### [Data rows]
────────────────────────────────────────

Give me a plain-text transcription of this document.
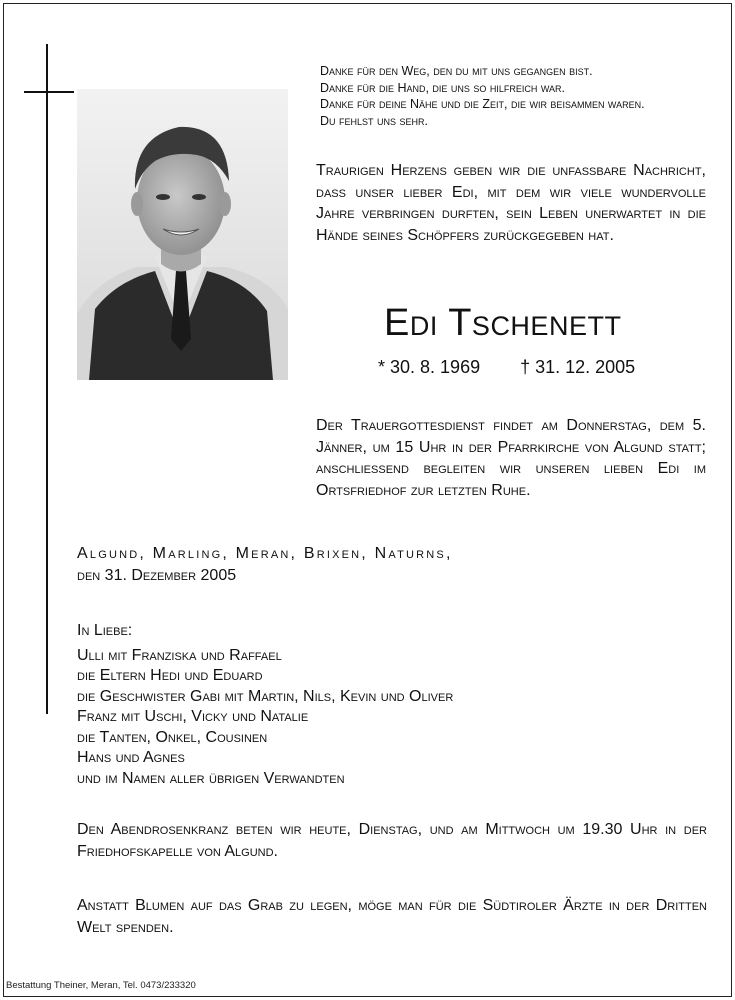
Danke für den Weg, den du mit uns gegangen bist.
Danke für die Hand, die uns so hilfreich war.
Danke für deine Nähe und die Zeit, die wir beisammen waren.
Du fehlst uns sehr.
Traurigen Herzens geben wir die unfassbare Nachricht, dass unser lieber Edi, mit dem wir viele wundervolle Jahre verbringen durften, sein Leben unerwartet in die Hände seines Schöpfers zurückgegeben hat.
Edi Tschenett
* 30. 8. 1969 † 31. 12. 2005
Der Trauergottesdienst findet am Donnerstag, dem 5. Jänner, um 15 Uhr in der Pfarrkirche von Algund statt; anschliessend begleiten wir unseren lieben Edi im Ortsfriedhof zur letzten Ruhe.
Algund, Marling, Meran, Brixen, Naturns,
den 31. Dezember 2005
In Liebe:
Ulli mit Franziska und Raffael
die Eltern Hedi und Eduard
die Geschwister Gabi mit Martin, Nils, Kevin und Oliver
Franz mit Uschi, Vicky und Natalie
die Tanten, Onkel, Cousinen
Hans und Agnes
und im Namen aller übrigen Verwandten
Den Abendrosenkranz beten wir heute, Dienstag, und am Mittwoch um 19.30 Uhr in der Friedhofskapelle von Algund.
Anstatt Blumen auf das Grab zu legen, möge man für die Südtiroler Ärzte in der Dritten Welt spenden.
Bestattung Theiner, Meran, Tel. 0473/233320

────────────────────────────────────────

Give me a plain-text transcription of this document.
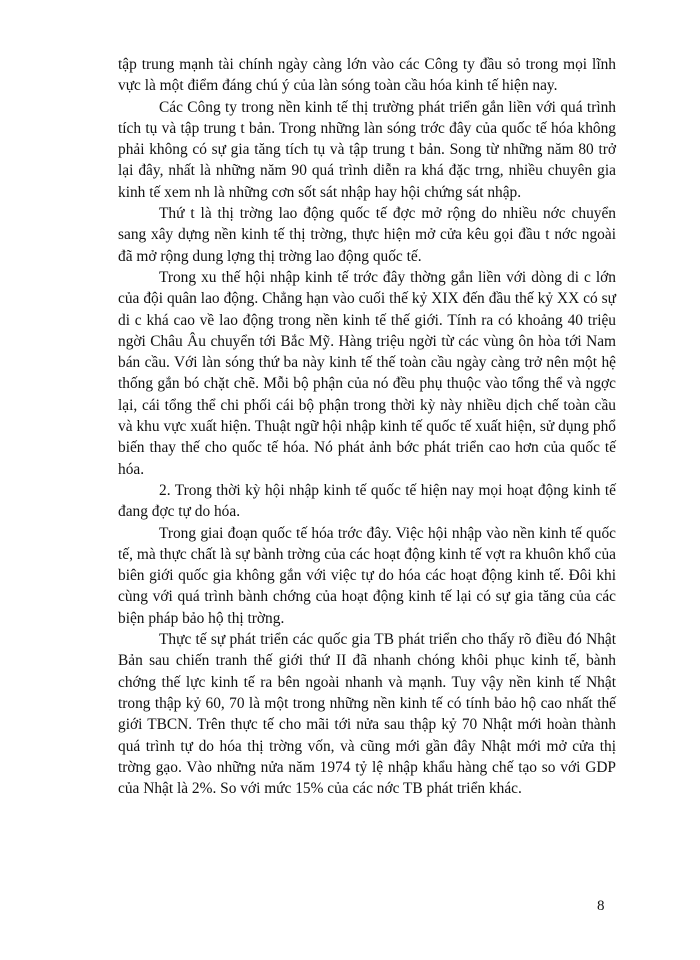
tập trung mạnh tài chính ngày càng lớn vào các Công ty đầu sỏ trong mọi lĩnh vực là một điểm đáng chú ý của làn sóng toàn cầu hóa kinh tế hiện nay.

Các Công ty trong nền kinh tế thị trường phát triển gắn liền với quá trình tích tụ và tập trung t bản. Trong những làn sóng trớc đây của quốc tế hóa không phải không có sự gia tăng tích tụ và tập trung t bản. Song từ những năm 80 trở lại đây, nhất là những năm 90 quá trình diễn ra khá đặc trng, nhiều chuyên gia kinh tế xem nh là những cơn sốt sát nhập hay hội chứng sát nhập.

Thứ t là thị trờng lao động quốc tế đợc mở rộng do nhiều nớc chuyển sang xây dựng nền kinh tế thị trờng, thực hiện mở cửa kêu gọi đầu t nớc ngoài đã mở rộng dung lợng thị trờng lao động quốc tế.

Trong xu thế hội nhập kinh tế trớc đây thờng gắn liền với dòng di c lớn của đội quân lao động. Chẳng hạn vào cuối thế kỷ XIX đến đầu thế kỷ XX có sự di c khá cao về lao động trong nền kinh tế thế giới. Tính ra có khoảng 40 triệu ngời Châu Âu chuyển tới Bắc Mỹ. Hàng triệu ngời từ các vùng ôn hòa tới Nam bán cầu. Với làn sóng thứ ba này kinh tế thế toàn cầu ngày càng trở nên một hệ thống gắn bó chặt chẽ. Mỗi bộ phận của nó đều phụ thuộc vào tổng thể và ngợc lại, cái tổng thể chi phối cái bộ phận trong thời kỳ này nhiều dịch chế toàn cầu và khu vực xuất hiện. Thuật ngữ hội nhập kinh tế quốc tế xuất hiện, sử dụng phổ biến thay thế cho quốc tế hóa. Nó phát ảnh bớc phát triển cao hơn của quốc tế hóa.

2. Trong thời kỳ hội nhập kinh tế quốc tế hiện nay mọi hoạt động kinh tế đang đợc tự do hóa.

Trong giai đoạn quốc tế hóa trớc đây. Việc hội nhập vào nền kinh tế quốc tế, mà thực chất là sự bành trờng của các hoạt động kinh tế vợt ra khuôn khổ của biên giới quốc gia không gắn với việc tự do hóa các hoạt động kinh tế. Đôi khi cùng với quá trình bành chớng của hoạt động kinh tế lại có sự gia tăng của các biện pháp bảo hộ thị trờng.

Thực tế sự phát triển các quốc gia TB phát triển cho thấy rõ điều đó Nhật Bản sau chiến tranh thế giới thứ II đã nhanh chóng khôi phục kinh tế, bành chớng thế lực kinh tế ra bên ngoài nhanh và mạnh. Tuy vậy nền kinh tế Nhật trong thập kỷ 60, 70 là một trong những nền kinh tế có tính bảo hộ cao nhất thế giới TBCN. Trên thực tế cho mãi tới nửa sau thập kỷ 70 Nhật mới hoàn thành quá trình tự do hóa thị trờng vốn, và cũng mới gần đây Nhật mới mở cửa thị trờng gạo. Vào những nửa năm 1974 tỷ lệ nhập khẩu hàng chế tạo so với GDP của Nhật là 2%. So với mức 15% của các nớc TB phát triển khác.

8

────────────────────────────────────────

### [Problem description]
Across the entries, how many lines hold the word "Algund"? Say only the number.

### [Output below]
3